(Extracted records)
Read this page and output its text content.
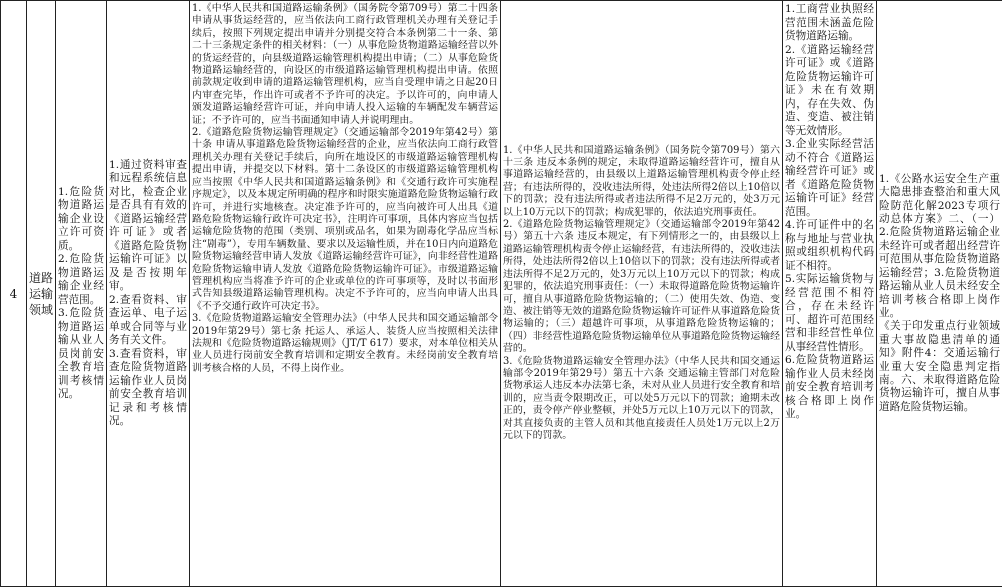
4	道路运输领域	
1.危险货物道路运输企业设立许可资质。
2.危险货物道路运输企业经营范围。
3.危险货物道路运输从业人员岗前安全教育培训考核情况。

1.通过资料审查和远程系统信息对比，检查企业是否具有有效的《道路运输经营许可证》或者《道路危险货物运输许可证》以及是否按期年审。
2.查看资料、审查运单、电子运单或合同等与业务有关文件。
3.查看资料，审查危险货物道路运输作业人员岗前安全教育培训记录和考核情况。

1.《中华人民共和国道路运输条例》（国务院令第709号）第二十四条 申请从事货运经营的，应当依法向工商行政管理机关办理有关登记手续后，按照下列规定提出申请并分别提交符合本条例第二十一条、第二十三条规定条件的相关材料：（一）从事危险货物道路运输经营以外的货运经营的，向县级道路运输管理机构提出申请；（二）从事危险货物道路运输经营的，向设区的市级道路运输管理机构提出申请。依照前款规定收到申请的道路运输管理机构，应当自受理申请之日起20日内审查完毕，作出许可或者不予许可的决定。予以许可的，向申请人颁发道路运输经营许可证，并向申请人投入运输的车辆配发车辆营运证；不予许可的，应当书面通知申请人并说明理由。
2.《道路危险货物运输管理规定》（交通运输部令2019年第42号）第十条 申请从事道路危险货物运输经营的企业，应当依法向工商行政管理机关办理有关登记手续后，向所在地设区的市级道路运输管理机构提出申请，并提交以下材料。第十二条设区的市级道路运输管理机构应当按照《中华人民共和国道路运输条例》和《交通行政许可实施程序规定》，以及本规定所明确的程序和时限实施道路危险货物运输行政许可，并进行实地核查。决定准予许可的，应当向被许可人出具《道路危险货物运输行政许可决定书》，注明许可事项，具体内容应当包括运输危险货物的范围（类别、项别或品名，如果为剧毒化学品应当标注“剧毒”），专用车辆数量、要求以及运输性质，并在10日内向道路危险货物运输经营申请人发放《道路运输经营许可证》，向非经营性道路危险货物运输申请人发放《道路危险货物运输许可证》。市级道路运输管理机构应当将准予许可的企业或单位的许可事项等，及时以书面形式告知县级道路运输管理机构。决定不予许可的，应当向申请人出具《不予交通行政许可决定书》。
3.《危险货物道路运输安全管理办法》（中华人民共和国交通运输部令2019年第29号）第七条 托运人、承运人、装货人应当按照相关法律法规和《危险货物道路运输规则》（JT/T 617）要求，对本单位相关从业人员进行岗前安全教育培训和定期安全教育。未经岗前安全教育培训考核合格的人员，不得上岗作业。

1.《中华人民共和国道路运输条例》（国务院令第709号）第六十三条 违反本条例的规定，未取得道路运输经营许可，擅自从事道路运输经营的，由县级以上道路运输管理机构责令停止经营；有违法所得的，没收违法所得，处违法所得2倍以上10倍以下的罚款；没有违法所得或者违法所得不足2万元的，处3万元以上10万元以下的罚款；构成犯罪的，依法追究刑事责任。
2.《道路危险货物运输管理规定》（交通运输部令2019年第42号）第五十六条 违反本规定，有下列情形之一的，由县级以上道路运输管理机构责令停止运输经营，有违法所得的，没收违法所得，处违法所得2倍以上10倍以下的罚款；没有违法所得或者违法所得不足2万元的，处3万元以上10万元以下的罚款；构成犯罪的，依法追究刑事责任：（一）未取得道路危险货物运输许可，擅自从事道路危险货物运输的；（二）使用失效、伪造、变造、被注销等无效的道路危险货物运输许可证件从事道路危险货物运输的；（三）超越许可事项，从事道路危险货物运输的；（四）非经营性道路危险货物运输单位从事道路危险货物运输经营的。
3.《危险货物道路运输安全管理办法》（中华人民共和国交通运输部令2019年第29号）第五十六条 交通运输主管部门对危险货物承运人违反本办法第七条，未对从业人员进行安全教育和培训的，应当责令限期改正，可以处5万元以下的罚款；逾期未改正的，责令停产停业整顿，并处5万元以上10万元以下的罚款，对其直接负责的主管人员和其他直接责任人员处1万元以上2万元以下的罚款。

1.工商营业执照经营范围未涵盖危险货物道路运输。
2.《道路运输经营许可证》或《道路危险货物运输许可证》未在有效期内，存在失效、伪造、变造、被注销等无效情形。
3.企业实际经营活动不符合《道路运输经营许可证》或者《道路危险货物运输许可证》经营范围。
4.许可证件中的名称与地址与营业执照或组织机构代码证不相符。
5.实际运输货物与经营范围不相符合，存在未经许可、超许可范围经营和非经营性单位从事经营性情形。
6.危险货物道路运输作业人员未经岗前安全教育培训考核合格即上岗作业。

1.《公路水运安全生产重大隐患排查整治和重大风险防范化解2023专项行动总体方案》二、（一）2.危险货物道路运输企业未经许可或者超出经营许可范围从事危险货物道路运输经营；3.危险货物道路运输从业人员未经安全培训考核合格即上岗作业。
《关于印发重点行业领域重大事故隐患清单的通知》附件4：交通运输行业重大安全隐患判定指南。六、未取得道路危险货物运输许可，擅自从事道路危险货物运输。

Short exercise → Write out the full set of lines verbatim, without the pictures.

The completed task →
Read this page and output its text content.
4	道路运输领域	
1.危险货物道路运输企业设立许可资质。
2.危险货物道路运输企业经营范围。
3.危险货物道路运输从业人员岗前安全教育培训考核情况。

1.通过资料审查和远程系统信息对比，检查企业是否具有有效的《道路运输经营许可证》或者《道路危险货物运输许可证》以及是否按期年审。
2.查看资料、审查运单、电子运单或合同等与业务有关文件。
3.查看资料，审查危险货物道路运输作业人员岗前安全教育培训记录和考核情况。

1.《中华人民共和国道路运输条例》（国务院令第709号）第二十四条 申请从事货运经营的，应当依法向工商行政管理机关办理有关登记手续后，按照下列规定提出申请并分别提交符合本条例第二十一条、第二十三条规定条件的相关材料：（一）从事危险货物道路运输经营以外的货运经营的，向县级道路运输管理机构提出申请；（二）从事危险货物道路运输经营的，向设区的市级道路运输管理机构提出申请。依照前款规定收到申请的道路运输管理机构，应当自受理申请之日起20日内审查完毕，作出许可或者不予许可的决定。予以许可的，向申请人颁发道路运输经营许可证，并向申请人投入运输的车辆配发车辆营运证；不予许可的，应当书面通知申请人并说明理由。
2.《道路危险货物运输管理规定》（交通运输部令2019年第42号）第十条 申请从事道路危险货物运输经营的企业，应当依法向工商行政管理机关办理有关登记手续后，向所在地设区的市级道路运输管理机构提出申请，并提交以下材料。第十二条设区的市级道路运输管理机构应当按照《中华人民共和国道路运输条例》和《交通行政许可实施程序规定》，以及本规定所明确的程序和时限实施道路危险货物运输行政许可，并进行实地核查。决定准予许可的，应当向被许可人出具《道路危险货物运输行政许可决定书》，注明许可事项，具体内容应当包括运输危险货物的范围（类别、项别或品名，如果为剧毒化学品应当标注“剧毒”），专用车辆数量、要求以及运输性质，并在10日内向道路危险货物运输经营申请人发放《道路运输经营许可证》，向非经营性道路危险货物运输申请人发放《道路危险货物运输许可证》。市级道路运输管理机构应当将准予许可的企业或单位的许可事项等，及时以书面形式告知县级道路运输管理机构。决定不予许可的，应当向申请人出具《不予交通行政许可决定书》。
3.《危险货物道路运输安全管理办法》（中华人民共和国交通运输部令2019年第29号）第七条 托运人、承运人、装货人应当按照相关法律法规和《危险货物道路运输规则》（JT/T 617）要求，对本单位相关从业人员进行岗前安全教育培训和定期安全教育。未经岗前安全教育培训考核合格的人员，不得上岗作业。

1.《中华人民共和国道路运输条例》（国务院令第709号）第六十三条 违反本条例的规定，未取得道路运输经营许可，擅自从事道路运输经营的，由县级以上道路运输管理机构责令停止经营；有违法所得的，没收违法所得，处违法所得2倍以上10倍以下的罚款；没有违法所得或者违法所得不足2万元的，处3万元以上10万元以下的罚款；构成犯罪的，依法追究刑事责任。
2.《道路危险货物运输管理规定》（交通运输部令2019年第42号）第五十六条 违反本规定，有下列情形之一的，由县级以上道路运输管理机构责令停止运输经营，有违法所得的，没收违法所得，处违法所得2倍以上10倍以下的罚款；没有违法所得或者违法所得不足2万元的，处3万元以上10万元以下的罚款；构成犯罪的，依法追究刑事责任：（一）未取得道路危险货物运输许可，擅自从事道路危险货物运输的；（二）使用失效、伪造、变造、被注销等无效的道路危险货物运输许可证件从事道路危险货物运输的；（三）超越许可事项，从事道路危险货物运输的；（四）非经营性道路危险货物运输单位从事道路危险货物运输经营的。
3.《危险货物道路运输安全管理办法》（中华人民共和国交通运输部令2019年第29号）第五十六条 交通运输主管部门对危险货物承运人违反本办法第七条，未对从业人员进行安全教育和培训的，应当责令限期改正，可以处5万元以下的罚款；逾期未改正的，责令停产停业整顿，并处5万元以上10万元以下的罚款，对其直接负责的主管人员和其他直接责任人员处1万元以上2万元以下的罚款。

1.工商营业执照经营范围未涵盖危险货物道路运输。
2.《道路运输经营许可证》或《道路危险货物运输许可证》未在有效期内，存在失效、伪造、变造、被注销等无效情形。
3.企业实际经营活动不符合《道路运输经营许可证》或者《道路危险货物运输许可证》经营范围。
4.许可证件中的名称与地址与营业执照或组织机构代码证不相符。
5.实际运输货物与经营范围不相符合，存在未经许可、超许可范围经营和非经营性单位从事经营性情形。
6.危险货物道路运输作业人员未经岗前安全教育培训考核合格即上岗作业。

1.《公路水运安全生产重大隐患排查整治和重大风险防范化解2023专项行动总体方案》二、（一）2.危险货物道路运输企业未经许可或者超出经营许可范围从事危险货物道路运输经营；3.危险货物道路运输从业人员未经安全培训考核合格即上岗作业。
《关于印发重点行业领域重大事故隐患清单的通知》附件4：交通运输行业重大安全隐患判定指南。六、未取得道路危险货物运输许可，擅自从事道路危险货物运输。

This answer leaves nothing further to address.